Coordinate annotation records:
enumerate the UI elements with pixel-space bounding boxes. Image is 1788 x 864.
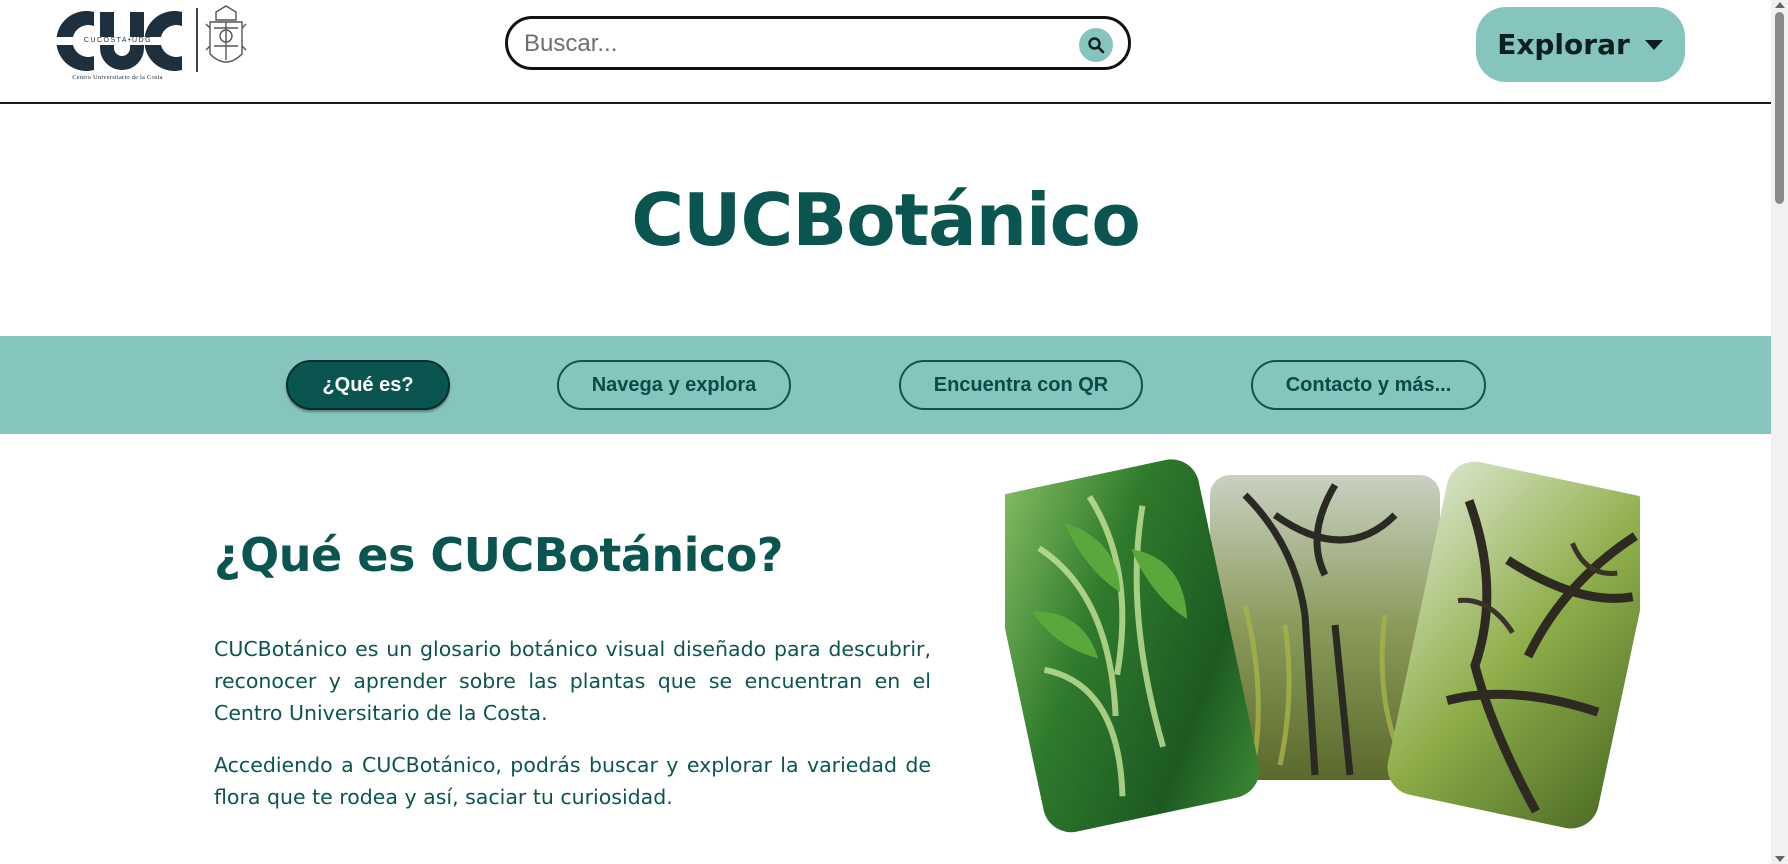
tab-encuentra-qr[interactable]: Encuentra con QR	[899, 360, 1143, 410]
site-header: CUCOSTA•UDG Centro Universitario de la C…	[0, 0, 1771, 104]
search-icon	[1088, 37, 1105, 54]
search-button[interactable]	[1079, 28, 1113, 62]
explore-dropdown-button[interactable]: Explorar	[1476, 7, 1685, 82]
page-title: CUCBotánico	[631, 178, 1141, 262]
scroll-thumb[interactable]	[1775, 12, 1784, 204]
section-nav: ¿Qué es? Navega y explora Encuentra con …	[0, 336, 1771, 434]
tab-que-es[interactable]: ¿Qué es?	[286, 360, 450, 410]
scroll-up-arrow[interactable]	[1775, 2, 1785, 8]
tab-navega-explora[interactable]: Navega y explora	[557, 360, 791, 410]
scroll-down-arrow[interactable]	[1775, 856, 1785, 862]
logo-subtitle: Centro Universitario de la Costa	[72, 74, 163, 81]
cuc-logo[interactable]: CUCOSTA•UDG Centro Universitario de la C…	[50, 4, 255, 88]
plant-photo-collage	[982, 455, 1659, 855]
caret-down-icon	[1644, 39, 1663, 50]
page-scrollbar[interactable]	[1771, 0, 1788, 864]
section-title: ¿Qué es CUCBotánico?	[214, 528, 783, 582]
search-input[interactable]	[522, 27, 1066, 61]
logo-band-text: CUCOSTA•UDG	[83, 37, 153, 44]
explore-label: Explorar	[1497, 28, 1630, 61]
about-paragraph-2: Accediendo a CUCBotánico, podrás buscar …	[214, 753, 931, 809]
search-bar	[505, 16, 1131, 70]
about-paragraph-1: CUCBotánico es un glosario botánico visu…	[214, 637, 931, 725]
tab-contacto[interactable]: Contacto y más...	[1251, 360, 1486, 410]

* * *

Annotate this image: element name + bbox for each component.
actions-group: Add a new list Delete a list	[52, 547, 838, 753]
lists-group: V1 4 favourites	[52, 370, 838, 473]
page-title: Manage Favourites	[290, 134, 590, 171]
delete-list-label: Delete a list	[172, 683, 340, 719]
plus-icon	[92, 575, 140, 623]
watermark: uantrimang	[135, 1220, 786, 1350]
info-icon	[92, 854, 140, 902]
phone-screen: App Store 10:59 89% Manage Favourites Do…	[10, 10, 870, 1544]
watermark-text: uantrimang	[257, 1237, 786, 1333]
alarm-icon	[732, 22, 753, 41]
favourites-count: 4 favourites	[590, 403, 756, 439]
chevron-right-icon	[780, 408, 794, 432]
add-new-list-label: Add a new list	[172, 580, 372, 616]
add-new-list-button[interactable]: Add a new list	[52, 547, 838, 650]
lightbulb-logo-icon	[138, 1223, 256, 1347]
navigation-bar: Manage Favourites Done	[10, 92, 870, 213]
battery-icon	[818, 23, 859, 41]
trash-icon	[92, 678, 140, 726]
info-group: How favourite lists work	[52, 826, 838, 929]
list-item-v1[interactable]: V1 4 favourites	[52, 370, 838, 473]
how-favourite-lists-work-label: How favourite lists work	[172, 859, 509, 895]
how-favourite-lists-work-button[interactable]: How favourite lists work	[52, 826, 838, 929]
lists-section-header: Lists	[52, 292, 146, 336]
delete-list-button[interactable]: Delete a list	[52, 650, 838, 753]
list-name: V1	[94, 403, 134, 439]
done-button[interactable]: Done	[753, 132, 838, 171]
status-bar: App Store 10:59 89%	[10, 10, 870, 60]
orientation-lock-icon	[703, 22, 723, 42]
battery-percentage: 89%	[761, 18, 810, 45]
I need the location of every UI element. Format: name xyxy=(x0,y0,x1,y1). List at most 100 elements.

---

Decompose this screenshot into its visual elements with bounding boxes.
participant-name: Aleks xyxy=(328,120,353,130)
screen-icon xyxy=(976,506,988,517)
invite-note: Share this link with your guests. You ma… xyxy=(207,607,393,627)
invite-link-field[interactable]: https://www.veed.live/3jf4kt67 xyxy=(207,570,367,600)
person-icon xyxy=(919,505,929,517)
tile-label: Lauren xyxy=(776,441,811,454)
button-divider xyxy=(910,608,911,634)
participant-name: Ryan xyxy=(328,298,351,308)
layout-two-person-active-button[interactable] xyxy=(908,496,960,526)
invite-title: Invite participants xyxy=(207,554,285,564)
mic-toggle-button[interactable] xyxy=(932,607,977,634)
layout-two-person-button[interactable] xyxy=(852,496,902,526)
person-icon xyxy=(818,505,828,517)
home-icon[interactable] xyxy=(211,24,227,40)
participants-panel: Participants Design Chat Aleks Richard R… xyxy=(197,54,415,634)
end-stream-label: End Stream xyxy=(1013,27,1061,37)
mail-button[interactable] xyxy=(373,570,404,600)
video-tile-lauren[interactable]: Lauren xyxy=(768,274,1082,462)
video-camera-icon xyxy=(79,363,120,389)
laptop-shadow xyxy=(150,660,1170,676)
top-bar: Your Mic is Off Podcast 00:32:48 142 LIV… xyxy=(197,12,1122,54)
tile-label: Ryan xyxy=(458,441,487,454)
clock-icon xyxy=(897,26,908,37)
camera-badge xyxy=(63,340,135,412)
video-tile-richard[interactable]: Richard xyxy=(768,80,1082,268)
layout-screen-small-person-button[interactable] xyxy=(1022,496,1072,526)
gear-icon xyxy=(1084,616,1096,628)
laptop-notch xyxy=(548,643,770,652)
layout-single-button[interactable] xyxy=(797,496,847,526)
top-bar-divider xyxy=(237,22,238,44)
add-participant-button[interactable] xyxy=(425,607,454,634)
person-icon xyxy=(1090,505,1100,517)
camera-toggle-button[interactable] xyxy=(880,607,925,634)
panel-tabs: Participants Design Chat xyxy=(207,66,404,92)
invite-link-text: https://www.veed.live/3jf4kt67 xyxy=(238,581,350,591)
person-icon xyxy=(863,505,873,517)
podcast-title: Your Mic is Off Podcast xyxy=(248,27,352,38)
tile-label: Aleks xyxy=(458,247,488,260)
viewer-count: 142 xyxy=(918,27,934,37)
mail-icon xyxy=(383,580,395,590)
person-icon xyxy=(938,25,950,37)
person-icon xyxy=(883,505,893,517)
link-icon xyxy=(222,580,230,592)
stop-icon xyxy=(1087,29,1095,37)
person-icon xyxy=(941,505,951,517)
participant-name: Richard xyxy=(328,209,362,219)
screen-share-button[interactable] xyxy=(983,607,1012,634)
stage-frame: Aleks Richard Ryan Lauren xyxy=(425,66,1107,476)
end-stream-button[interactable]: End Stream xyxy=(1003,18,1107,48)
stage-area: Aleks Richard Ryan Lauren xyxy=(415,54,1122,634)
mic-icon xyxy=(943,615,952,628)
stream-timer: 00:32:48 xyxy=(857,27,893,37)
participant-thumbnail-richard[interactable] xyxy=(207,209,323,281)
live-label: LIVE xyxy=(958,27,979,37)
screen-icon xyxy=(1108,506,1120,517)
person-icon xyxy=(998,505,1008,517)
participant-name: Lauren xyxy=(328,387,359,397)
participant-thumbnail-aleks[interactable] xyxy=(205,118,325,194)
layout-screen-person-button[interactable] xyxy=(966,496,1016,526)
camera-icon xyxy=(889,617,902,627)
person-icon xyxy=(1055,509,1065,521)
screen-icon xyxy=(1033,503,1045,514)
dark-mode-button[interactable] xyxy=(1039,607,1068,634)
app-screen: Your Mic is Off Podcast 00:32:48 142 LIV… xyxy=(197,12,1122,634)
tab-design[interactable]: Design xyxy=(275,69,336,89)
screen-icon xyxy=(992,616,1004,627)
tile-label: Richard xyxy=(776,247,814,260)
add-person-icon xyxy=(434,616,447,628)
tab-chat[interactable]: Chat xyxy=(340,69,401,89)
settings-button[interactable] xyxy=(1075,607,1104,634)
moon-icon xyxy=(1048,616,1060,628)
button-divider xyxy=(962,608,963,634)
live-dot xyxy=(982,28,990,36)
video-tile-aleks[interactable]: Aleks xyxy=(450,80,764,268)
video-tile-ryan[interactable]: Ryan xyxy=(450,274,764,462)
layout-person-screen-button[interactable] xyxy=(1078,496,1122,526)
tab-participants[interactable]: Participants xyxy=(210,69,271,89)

EXERCISE
Can you reproduce the material word for word, from the line with "Annotate this image: element" up to and including the line with "how-favourite-lists-work-label: How favourite"?

RESULT OF THE EXERCISE
Annotate this image: element name + bbox for each component.
actions-group: Add a new list Delete a list	[52, 547, 838, 753]
lists-group: V1 4 favourites	[52, 370, 838, 473]
page-title: Manage Favourites	[290, 134, 590, 171]
delete-list-label: Delete a list	[172, 683, 340, 719]
plus-icon	[92, 575, 140, 623]
watermark: uantrimang	[135, 1220, 786, 1350]
info-icon	[92, 854, 140, 902]
phone-screen: App Store 10:59 89% Manage Favourites Do…	[10, 10, 870, 1544]
watermark-text: uantrimang	[257, 1237, 786, 1333]
alarm-icon	[732, 22, 753, 41]
favourites-count: 4 favourites	[590, 403, 756, 439]
chevron-right-icon	[780, 408, 794, 432]
add-new-list-label: Add a new list	[172, 580, 372, 616]
add-new-list-button[interactable]: Add a new list	[52, 547, 838, 650]
lightbulb-logo-icon	[138, 1223, 256, 1347]
navigation-bar: Manage Favourites Done	[10, 92, 870, 213]
battery-icon	[818, 23, 859, 41]
trash-icon	[92, 678, 140, 726]
info-group: How favourite lists work	[52, 826, 838, 929]
list-item-v1[interactable]: V1 4 favourites	[52, 370, 838, 473]
how-favourite-lists-work-label: How favourite lists work	[172, 859, 509, 895]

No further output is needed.